◆ **Written exercise**
Each entry below should be returned exactly as is, with the pictures removed.

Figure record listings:

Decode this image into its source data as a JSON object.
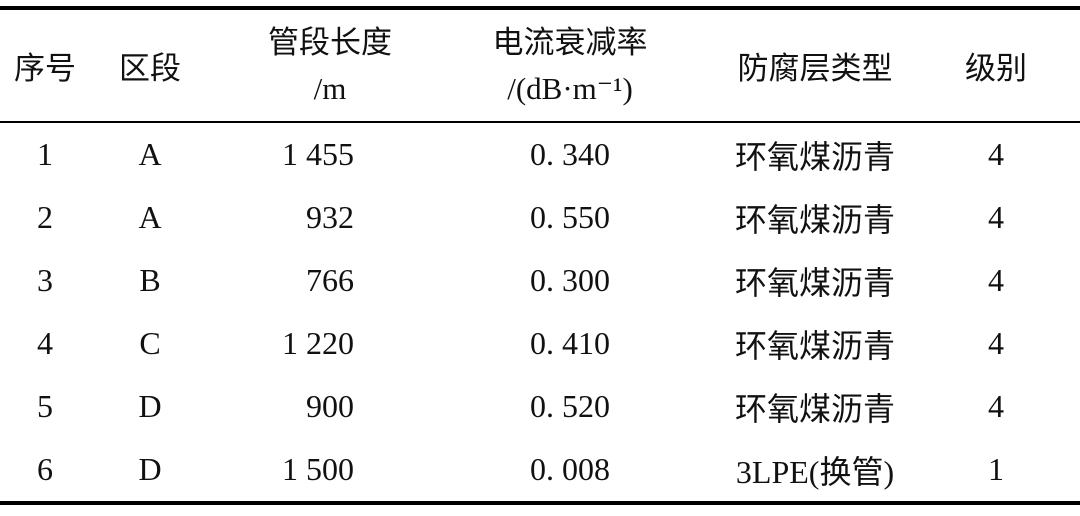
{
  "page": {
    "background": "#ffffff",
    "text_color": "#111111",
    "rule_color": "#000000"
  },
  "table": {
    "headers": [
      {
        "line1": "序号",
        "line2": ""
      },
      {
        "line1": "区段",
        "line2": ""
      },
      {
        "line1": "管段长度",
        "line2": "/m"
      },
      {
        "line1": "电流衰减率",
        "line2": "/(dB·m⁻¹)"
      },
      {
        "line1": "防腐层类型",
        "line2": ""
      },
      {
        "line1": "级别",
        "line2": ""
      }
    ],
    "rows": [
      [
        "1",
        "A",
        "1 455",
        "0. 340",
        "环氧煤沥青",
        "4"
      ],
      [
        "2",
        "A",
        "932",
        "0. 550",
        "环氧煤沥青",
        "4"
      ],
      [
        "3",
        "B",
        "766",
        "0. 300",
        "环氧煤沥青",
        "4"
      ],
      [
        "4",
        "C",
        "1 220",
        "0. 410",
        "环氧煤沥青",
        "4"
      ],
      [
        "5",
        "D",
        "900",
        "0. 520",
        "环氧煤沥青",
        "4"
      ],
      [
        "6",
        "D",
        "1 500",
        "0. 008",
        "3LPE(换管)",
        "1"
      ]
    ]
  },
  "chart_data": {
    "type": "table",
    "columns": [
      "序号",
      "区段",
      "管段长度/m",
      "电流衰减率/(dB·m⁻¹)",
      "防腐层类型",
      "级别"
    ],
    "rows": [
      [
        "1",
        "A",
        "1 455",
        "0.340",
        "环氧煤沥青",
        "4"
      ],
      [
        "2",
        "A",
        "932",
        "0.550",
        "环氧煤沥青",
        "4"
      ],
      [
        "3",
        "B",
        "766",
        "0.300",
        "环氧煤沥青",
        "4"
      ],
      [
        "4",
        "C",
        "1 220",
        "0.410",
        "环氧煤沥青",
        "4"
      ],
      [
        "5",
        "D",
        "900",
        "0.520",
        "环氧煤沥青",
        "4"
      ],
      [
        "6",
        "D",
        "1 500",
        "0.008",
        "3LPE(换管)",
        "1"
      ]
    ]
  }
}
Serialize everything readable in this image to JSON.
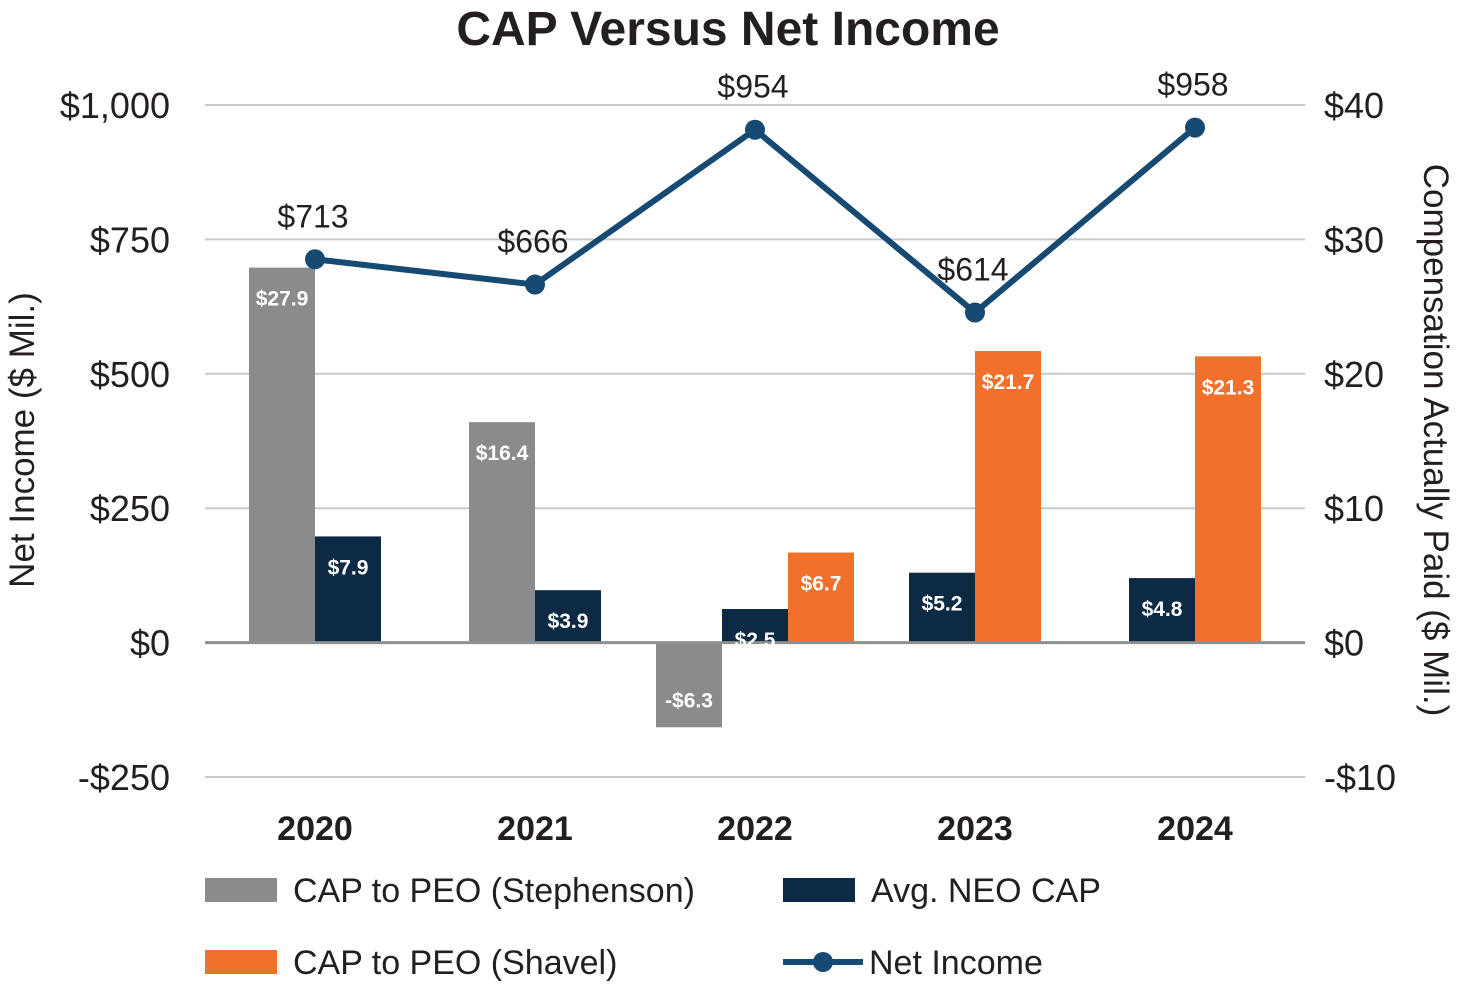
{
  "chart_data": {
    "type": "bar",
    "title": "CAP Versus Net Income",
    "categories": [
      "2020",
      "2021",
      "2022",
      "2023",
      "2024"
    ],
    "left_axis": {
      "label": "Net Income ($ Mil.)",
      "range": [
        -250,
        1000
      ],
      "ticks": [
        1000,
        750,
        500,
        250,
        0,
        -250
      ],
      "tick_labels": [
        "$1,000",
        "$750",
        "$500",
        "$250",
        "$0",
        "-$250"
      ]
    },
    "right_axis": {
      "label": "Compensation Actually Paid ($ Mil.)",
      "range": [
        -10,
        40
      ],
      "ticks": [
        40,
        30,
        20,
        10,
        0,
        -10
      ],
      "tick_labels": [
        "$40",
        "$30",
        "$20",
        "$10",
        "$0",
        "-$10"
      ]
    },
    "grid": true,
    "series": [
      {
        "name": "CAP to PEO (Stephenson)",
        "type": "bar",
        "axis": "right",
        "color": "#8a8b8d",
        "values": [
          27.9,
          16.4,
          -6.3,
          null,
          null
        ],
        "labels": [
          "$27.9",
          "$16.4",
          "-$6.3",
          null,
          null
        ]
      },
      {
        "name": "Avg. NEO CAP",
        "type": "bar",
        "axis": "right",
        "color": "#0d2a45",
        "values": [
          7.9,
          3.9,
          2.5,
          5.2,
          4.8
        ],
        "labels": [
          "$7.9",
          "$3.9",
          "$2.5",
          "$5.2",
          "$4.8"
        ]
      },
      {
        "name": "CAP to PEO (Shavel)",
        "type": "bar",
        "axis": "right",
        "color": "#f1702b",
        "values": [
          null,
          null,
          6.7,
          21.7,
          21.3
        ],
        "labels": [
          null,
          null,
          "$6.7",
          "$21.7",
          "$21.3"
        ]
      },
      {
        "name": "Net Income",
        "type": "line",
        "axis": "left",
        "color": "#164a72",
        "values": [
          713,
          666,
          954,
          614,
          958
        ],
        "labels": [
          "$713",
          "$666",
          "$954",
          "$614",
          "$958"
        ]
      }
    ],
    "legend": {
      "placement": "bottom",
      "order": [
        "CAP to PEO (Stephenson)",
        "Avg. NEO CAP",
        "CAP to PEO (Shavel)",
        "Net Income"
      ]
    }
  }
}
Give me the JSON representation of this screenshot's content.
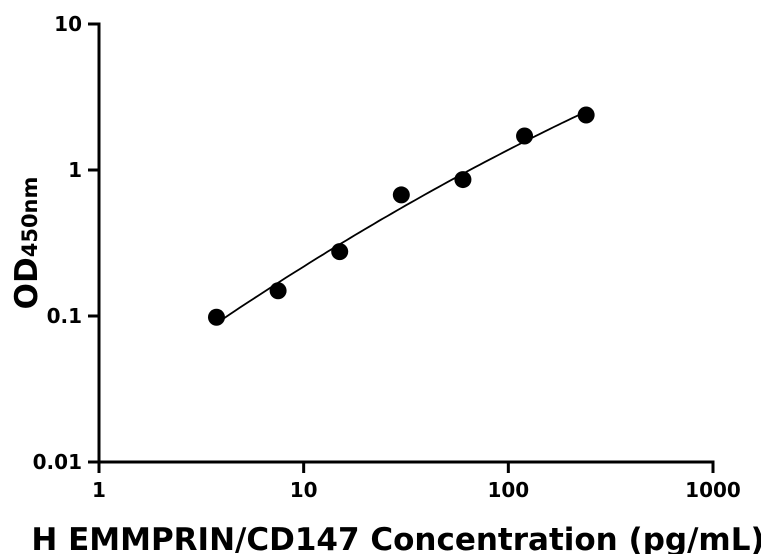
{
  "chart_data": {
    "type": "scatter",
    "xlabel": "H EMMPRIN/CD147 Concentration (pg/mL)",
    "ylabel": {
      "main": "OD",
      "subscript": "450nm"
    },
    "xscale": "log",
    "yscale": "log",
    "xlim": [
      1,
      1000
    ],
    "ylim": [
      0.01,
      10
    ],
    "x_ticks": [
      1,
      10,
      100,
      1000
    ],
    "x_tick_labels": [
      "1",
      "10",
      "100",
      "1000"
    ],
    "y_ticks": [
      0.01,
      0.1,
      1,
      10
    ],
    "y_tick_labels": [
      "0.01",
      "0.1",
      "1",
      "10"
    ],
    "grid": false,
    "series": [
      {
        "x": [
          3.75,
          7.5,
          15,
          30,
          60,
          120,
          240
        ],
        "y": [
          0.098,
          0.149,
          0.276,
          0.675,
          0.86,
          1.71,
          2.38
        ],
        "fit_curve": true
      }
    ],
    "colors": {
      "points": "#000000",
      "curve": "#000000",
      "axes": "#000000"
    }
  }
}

◆ **Full answer**
Decode this image into its source data as a JSON object.
{
  "page": {
    "background": "#ffffff",
    "text_color": "#111111",
    "rule_color": "#000000"
  },
  "table": {
    "headers": [
      {
        "line1": "序号",
        "line2": ""
      },
      {
        "line1": "区段",
        "line2": ""
      },
      {
        "line1": "管段长度",
        "line2": "/m"
      },
      {
        "line1": "电流衰减率",
        "line2": "/(dB·m⁻¹)"
      },
      {
        "line1": "防腐层类型",
        "line2": ""
      },
      {
        "line1": "级别",
        "line2": ""
      }
    ],
    "rows": [
      [
        "1",
        "A",
        "1 455",
        "0. 340",
        "环氧煤沥青",
        "4"
      ],
      [
        "2",
        "A",
        "932",
        "0. 550",
        "环氧煤沥青",
        "4"
      ],
      [
        "3",
        "B",
        "766",
        "0. 300",
        "环氧煤沥青",
        "4"
      ],
      [
        "4",
        "C",
        "1 220",
        "0. 410",
        "环氧煤沥青",
        "4"
      ],
      [
        "5",
        "D",
        "900",
        "0. 520",
        "环氧煤沥青",
        "4"
      ],
      [
        "6",
        "D",
        "1 500",
        "0. 008",
        "3LPE(换管)",
        "1"
      ]
    ]
  },
  "chart_data": {
    "type": "table",
    "columns": [
      "序号",
      "区段",
      "管段长度/m",
      "电流衰减率/(dB·m⁻¹)",
      "防腐层类型",
      "级别"
    ],
    "rows": [
      [
        "1",
        "A",
        "1 455",
        "0.340",
        "环氧煤沥青",
        "4"
      ],
      [
        "2",
        "A",
        "932",
        "0.550",
        "环氧煤沥青",
        "4"
      ],
      [
        "3",
        "B",
        "766",
        "0.300",
        "环氧煤沥青",
        "4"
      ],
      [
        "4",
        "C",
        "1 220",
        "0.410",
        "环氧煤沥青",
        "4"
      ],
      [
        "5",
        "D",
        "900",
        "0.520",
        "环氧煤沥青",
        "4"
      ],
      [
        "6",
        "D",
        "1 500",
        "0.008",
        "3LPE(换管)",
        "1"
      ]
    ]
  }
}
Serialize everything readable in this image to JSON.
{
  "chart_data": {
    "type": "bar",
    "title": "CAP Versus Net Income",
    "categories": [
      "2020",
      "2021",
      "2022",
      "2023",
      "2024"
    ],
    "left_axis": {
      "label": "Net Income ($ Mil.)",
      "range": [
        -250,
        1000
      ],
      "ticks": [
        1000,
        750,
        500,
        250,
        0,
        -250
      ],
      "tick_labels": [
        "$1,000",
        "$750",
        "$500",
        "$250",
        "$0",
        "-$250"
      ]
    },
    "right_axis": {
      "label": "Compensation Actually Paid ($ Mil.)",
      "range": [
        -10,
        40
      ],
      "ticks": [
        40,
        30,
        20,
        10,
        0,
        -10
      ],
      "tick_labels": [
        "$40",
        "$30",
        "$20",
        "$10",
        "$0",
        "-$10"
      ]
    },
    "grid": true,
    "series": [
      {
        "name": "CAP to PEO (Stephenson)",
        "type": "bar",
        "axis": "right",
        "color": "#8a8b8d",
        "values": [
          27.9,
          16.4,
          -6.3,
          null,
          null
        ],
        "labels": [
          "$27.9",
          "$16.4",
          "-$6.3",
          null,
          null
        ]
      },
      {
        "name": "Avg. NEO CAP",
        "type": "bar",
        "axis": "right",
        "color": "#0d2a45",
        "values": [
          7.9,
          3.9,
          2.5,
          5.2,
          4.8
        ],
        "labels": [
          "$7.9",
          "$3.9",
          "$2.5",
          "$5.2",
          "$4.8"
        ]
      },
      {
        "name": "CAP to PEO (Shavel)",
        "type": "bar",
        "axis": "right",
        "color": "#f1702b",
        "values": [
          null,
          null,
          6.7,
          21.7,
          21.3
        ],
        "labels": [
          null,
          null,
          "$6.7",
          "$21.7",
          "$21.3"
        ]
      },
      {
        "name": "Net Income",
        "type": "line",
        "axis": "left",
        "color": "#164a72",
        "values": [
          713,
          666,
          954,
          614,
          958
        ],
        "labels": [
          "$713",
          "$666",
          "$954",
          "$614",
          "$958"
        ]
      }
    ],
    "legend": {
      "placement": "bottom",
      "order": [
        "CAP to PEO (Stephenson)",
        "Avg. NEO CAP",
        "CAP to PEO (Shavel)",
        "Net Income"
      ]
    }
  }
}
Give me the JSON representation of this screenshot's content.
{
  "chart_data": {
    "type": "scatter",
    "xlabel": "H EMMPRIN/CD147 Concentration (pg/mL)",
    "ylabel": {
      "main": "OD",
      "subscript": "450nm"
    },
    "xscale": "log",
    "yscale": "log",
    "xlim": [
      1,
      1000
    ],
    "ylim": [
      0.01,
      10
    ],
    "x_ticks": [
      1,
      10,
      100,
      1000
    ],
    "x_tick_labels": [
      "1",
      "10",
      "100",
      "1000"
    ],
    "y_ticks": [
      0.01,
      0.1,
      1,
      10
    ],
    "y_tick_labels": [
      "0.01",
      "0.1",
      "1",
      "10"
    ],
    "grid": false,
    "series": [
      {
        "x": [
          3.75,
          7.5,
          15,
          30,
          60,
          120,
          240
        ],
        "y": [
          0.098,
          0.149,
          0.276,
          0.675,
          0.86,
          1.71,
          2.38
        ],
        "fit_curve": true
      }
    ],
    "colors": {
      "points": "#000000",
      "curve": "#000000",
      "axes": "#000000"
    }
  }
}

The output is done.